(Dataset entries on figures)
──────────
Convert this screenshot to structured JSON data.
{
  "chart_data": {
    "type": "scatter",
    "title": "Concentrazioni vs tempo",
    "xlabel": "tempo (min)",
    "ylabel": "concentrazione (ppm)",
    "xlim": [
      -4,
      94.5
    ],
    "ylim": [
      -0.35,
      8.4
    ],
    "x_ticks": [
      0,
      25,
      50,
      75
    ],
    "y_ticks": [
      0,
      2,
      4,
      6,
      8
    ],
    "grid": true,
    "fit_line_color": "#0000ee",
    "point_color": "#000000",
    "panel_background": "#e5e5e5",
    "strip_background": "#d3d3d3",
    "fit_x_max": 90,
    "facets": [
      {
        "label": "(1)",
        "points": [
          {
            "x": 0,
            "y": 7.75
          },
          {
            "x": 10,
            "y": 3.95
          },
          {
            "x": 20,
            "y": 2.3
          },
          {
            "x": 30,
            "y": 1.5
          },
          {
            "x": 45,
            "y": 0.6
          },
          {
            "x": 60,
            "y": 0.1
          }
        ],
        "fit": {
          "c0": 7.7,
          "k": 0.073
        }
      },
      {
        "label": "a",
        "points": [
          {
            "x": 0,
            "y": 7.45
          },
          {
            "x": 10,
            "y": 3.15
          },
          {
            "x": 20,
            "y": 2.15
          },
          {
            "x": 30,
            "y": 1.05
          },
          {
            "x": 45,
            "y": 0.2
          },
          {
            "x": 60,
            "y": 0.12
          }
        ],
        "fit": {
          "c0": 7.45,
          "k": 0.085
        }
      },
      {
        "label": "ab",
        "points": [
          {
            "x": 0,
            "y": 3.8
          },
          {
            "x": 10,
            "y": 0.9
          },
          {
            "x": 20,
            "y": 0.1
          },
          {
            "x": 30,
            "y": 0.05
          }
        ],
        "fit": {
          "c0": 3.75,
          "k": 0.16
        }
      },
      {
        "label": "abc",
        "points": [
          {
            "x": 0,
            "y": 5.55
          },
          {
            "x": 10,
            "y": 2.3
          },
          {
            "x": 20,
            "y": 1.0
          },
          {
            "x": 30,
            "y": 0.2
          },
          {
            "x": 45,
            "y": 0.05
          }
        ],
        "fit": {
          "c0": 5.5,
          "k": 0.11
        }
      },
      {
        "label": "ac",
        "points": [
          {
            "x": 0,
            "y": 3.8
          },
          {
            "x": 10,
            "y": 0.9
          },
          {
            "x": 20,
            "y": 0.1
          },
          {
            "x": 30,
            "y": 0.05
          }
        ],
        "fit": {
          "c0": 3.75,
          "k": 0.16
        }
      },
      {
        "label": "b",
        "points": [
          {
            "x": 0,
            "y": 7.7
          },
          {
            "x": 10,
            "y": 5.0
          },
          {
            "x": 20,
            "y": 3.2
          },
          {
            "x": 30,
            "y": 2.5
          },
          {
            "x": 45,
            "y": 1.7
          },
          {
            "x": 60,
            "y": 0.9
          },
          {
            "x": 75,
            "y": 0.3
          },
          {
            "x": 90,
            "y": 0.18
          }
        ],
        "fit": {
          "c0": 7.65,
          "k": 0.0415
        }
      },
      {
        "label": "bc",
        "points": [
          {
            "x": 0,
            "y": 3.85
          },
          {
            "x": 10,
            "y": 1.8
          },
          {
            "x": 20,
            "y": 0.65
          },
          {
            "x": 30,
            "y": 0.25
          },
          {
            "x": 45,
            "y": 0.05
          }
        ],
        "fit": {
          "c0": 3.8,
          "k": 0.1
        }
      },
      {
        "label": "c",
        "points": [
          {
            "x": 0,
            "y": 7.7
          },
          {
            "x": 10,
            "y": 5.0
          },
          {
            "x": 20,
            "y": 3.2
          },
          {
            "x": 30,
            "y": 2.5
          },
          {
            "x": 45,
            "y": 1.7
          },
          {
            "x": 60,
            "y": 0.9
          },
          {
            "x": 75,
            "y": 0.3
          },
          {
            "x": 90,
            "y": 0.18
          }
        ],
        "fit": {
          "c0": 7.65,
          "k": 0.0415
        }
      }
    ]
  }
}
──────────
WHAT YOU NEED TO DO:
Count how many lines of the data include the word "tempo". Your reply should be that number alone.

WRITTEN RESPONSE:
2